> Extracted information

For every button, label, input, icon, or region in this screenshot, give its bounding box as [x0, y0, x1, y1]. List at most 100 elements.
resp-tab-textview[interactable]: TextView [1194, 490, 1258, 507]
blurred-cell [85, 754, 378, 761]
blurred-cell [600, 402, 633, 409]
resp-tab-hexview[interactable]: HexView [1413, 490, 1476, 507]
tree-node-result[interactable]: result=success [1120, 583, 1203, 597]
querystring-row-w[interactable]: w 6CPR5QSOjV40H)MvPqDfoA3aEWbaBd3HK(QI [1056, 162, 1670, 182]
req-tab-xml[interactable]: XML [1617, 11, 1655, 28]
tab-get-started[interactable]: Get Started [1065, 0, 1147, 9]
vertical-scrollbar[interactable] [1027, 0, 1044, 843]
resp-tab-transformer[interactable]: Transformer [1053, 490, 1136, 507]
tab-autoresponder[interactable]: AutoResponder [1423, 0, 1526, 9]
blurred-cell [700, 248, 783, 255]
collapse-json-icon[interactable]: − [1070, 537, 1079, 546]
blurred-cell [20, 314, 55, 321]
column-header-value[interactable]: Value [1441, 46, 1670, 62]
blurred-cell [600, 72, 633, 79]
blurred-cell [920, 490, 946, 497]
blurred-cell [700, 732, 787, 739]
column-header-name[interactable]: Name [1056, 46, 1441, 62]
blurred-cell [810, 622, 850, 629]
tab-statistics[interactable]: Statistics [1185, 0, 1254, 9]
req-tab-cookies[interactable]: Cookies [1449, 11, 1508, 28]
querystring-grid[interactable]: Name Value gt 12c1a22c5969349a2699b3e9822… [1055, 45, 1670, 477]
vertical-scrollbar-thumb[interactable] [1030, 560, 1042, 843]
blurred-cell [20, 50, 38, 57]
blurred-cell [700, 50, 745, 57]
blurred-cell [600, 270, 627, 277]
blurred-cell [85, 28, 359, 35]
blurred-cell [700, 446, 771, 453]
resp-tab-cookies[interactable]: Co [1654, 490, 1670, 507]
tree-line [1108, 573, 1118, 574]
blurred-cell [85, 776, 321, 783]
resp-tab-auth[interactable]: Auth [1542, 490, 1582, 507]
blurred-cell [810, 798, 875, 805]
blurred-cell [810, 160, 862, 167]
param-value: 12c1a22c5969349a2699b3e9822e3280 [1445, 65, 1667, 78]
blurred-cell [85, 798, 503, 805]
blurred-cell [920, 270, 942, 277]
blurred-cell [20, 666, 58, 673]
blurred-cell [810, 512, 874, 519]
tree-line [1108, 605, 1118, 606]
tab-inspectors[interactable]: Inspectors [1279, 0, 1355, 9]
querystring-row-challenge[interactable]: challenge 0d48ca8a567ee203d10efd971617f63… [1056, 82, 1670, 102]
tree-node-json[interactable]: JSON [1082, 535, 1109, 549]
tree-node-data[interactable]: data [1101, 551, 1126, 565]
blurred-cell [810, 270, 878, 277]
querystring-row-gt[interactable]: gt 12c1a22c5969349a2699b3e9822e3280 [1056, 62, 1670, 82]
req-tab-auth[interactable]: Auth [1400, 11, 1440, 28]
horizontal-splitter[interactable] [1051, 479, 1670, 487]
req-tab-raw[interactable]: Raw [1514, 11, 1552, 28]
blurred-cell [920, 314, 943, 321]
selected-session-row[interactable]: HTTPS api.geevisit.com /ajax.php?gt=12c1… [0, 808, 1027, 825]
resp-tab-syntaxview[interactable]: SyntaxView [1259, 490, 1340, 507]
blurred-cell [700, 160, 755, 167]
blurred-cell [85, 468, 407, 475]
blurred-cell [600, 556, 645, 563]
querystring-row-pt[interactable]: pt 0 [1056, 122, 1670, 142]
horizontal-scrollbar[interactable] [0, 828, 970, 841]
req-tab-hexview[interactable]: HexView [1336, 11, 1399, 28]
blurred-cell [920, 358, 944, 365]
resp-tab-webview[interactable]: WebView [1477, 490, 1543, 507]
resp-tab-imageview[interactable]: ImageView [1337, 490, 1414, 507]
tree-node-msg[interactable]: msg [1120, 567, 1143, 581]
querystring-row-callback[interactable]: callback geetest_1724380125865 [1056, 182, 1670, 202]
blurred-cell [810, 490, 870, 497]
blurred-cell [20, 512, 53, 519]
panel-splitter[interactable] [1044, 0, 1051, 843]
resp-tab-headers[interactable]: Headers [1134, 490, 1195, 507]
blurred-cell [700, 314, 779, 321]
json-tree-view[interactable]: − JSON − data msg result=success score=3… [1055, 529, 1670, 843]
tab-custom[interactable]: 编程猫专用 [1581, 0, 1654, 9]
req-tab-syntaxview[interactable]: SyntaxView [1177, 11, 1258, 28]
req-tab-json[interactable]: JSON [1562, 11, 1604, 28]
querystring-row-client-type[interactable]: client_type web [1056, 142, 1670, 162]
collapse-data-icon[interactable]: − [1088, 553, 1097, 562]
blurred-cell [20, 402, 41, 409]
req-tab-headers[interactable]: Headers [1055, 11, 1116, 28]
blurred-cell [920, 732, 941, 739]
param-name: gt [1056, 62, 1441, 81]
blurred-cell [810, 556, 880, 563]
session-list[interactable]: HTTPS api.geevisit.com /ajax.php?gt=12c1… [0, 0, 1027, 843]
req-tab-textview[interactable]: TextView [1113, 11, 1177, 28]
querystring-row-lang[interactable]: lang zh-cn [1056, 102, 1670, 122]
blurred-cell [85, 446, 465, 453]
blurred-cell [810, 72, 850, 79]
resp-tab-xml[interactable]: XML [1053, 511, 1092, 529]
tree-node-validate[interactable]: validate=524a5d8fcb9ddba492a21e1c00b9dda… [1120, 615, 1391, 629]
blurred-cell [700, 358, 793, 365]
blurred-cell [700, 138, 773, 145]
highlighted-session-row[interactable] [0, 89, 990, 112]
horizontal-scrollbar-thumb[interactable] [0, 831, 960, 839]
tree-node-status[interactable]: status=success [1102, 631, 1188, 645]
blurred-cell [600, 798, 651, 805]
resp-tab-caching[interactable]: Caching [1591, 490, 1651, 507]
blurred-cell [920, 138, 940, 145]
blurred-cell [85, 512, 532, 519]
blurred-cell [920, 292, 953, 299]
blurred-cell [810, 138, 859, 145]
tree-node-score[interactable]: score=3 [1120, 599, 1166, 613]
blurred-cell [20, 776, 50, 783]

> Work to complete
Copy out the lines of the listing above verbatim, starting with its first line and ending with, and including, the line that contains "vertical-scrollbar[interactable] [1027, 0, 1044, 843]".

> Response for this exercise
For every button, label, input, icon, or region in this screenshot, give its bounding box as [x0, y0, x1, y1]. List at most 100 elements.
resp-tab-textview[interactable]: TextView [1194, 490, 1258, 507]
blurred-cell [85, 754, 378, 761]
blurred-cell [600, 402, 633, 409]
resp-tab-hexview[interactable]: HexView [1413, 490, 1476, 507]
tree-node-result[interactable]: result=success [1120, 583, 1203, 597]
querystring-row-w[interactable]: w 6CPR5QSOjV40H)MvPqDfoA3aEWbaBd3HK(QI [1056, 162, 1670, 182]
req-tab-xml[interactable]: XML [1617, 11, 1655, 28]
tab-get-started[interactable]: Get Started [1065, 0, 1147, 9]
vertical-scrollbar[interactable] [1027, 0, 1044, 843]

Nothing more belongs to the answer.